OBJECTIVE: List all lines of the data containing the word "Brito".

***** INPUT ROWS

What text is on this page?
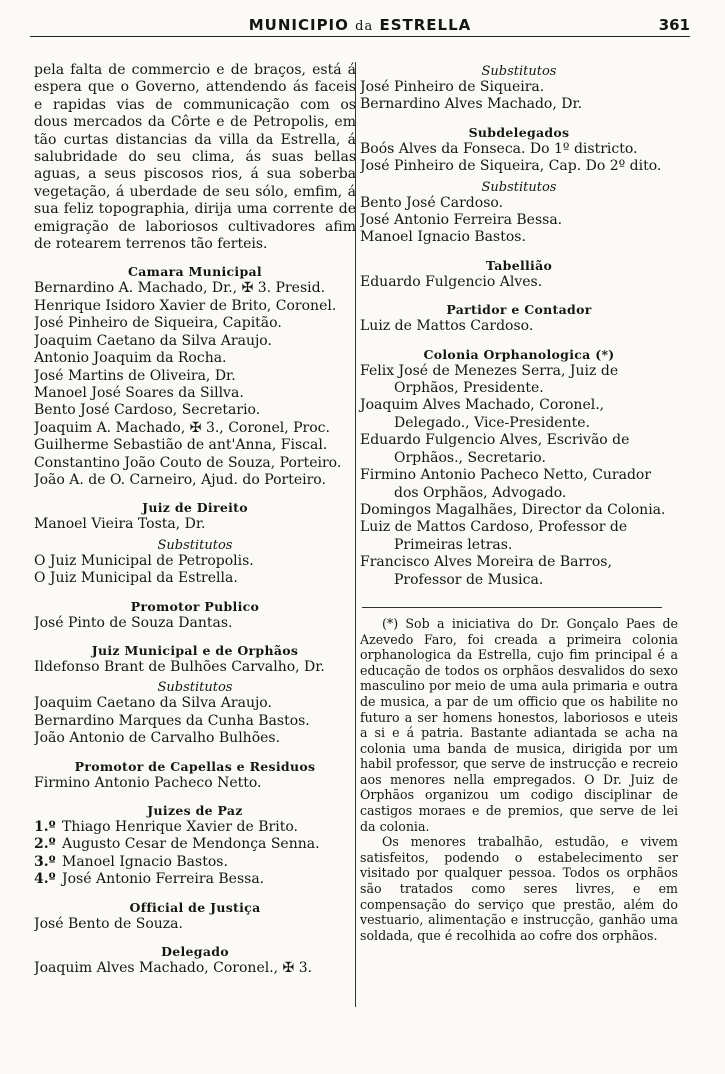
MUNICIPIO da ESTRELLA	361

pela falta de commercio e de braços, está á espera que o Governo, attendendo ás faceis e rapidas vias de communicação com os dous mercados da Côrte e de Petropolis, em tão curtas distancias da villa da Estrella, á salubridade do seu clima, ás suas bellas aguas, a seus piscosos rios, á sua soberba vegetação, á uberdade de seu sólo, emfim, á sua feliz topographia, dirija uma corrente de emigração de laboriosos cultivadores afim de rotearem terrenos tão ferteis.

Camara Municipal
Bernardino A. Machado, Dr., ✠ 3. Presid.
Henrique Isidoro Xavier de Brito, Coronel.
José Pinheiro de Siqueira, Capitão.
Joaquim Caetano da Silva Araujo.
Antonio Joaquim da Rocha.
José Martins de Oliveira, Dr.
Manoel José Soares da Sillva.
Bento José Cardoso, Secretario.
Joaquim A. Machado, ✠ 3., Coronel, Proc.
Guilherme Sebastião de ant'Anna, Fiscal.
Constantino João Couto de Souza, Porteiro.
João A. de O. Carneiro, Ajud. do Porteiro.
Juiz de Direito
Manoel Vieira Tosta, Dr.
Substitutos
O Juiz Municipal de Petropolis.
O Juiz Municipal da Estrella.
Promotor Publico
José Pinto de Souza Dantas.
Juiz Municipal e de Orphãos
Ildefonso Brant de Bulhões Carvalho, Dr.
Substitutos
Joaquim Caetano da Silva Araujo.
Bernardino Marques da Cunha Bastos.
João Antonio de Carvalho Bulhões.
Promotor de Capellas e Residuos
Firmino Antonio Pacheco Netto.
Juizes de Paz
1.º Thiago Henrique Xavier de Brito.
2.º Augusto Cesar de Mendonça Senna.
3.º Manoel Ignacio Bastos.
4.º José Antonio Ferreira Bessa.
Official de Justiça
José Bento de Souza.
Delegado
Joaquim Alves Machado, Coronel., ✠ 3.
Substitutos
José Pinheiro de Siqueira.
Bernardino Alves Machado, Dr.
Subdelegados
Boós Alves da Fonseca. Do 1º districto.
José Pinheiro de Siqueira, Cap. Do 2º dito.
Substitutos
Bento José Cardoso.
José Antonio Ferreira Bessa.
Manoel Ignacio Bastos.
Tabellião
Eduardo Fulgencio Alves.
Partidor e Contador
Luiz de Mattos Cardoso.
Colonia Orphanologica (*)
Felix José de Menezes Serra, Juiz de Orphãos, Presidente.
Joaquim Alves Machado, Coronel., Delegado., Vice-Presidente.
Eduardo Fulgencio Alves, Escrivão de Orphãos., Secretario.
Firmino Antonio Pacheco Netto, Curador dos Orphãos, Advogado.
Domingos Magalhães, Director da Colonia.
Luiz de Mattos Cardoso, Professor de Primeiras letras.
Francisco Alves Moreira de Barros, Professor de Musica.

(*) Sob a iniciativa do Dr. Gonçalo Paes de Azevedo Faro, foi creada a primeira colonia orphanologica da Estrella, cujo fim principal é a educação de todos os orphãos desvalidos do sexo masculino por meio de uma aula primaria e outra de musica, a par de um officio que os habilite no futuro a ser homens honestos, laboriosos e uteis a si e á patria. Bastante adiantada se acha na colonia uma banda de musica, dirigida por um habil professor, que serve de instrucção e recreio aos menores nella empregados. O Dr. Juiz de Orphãos organizou um codigo disciplinar de castigos moraes e de premios, que serve de lei da colonia.

Os menores trabalhão, estudão, e vivem satisfeitos, podendo o estabelecimento ser visitado por qualquer pessoa. Todos os orphãos são tratados como seres livres, e em compensação do serviço que prestão, além do vestuario, alimentação e instrucção, ganhão uma soldada, que é recolhida ao cofre dos orphãos.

**********

FULL RESPONSE:
Henrique Isidoro Xavier de Brito, Coronel.
1.º Thiago Henrique Xavier de Brito.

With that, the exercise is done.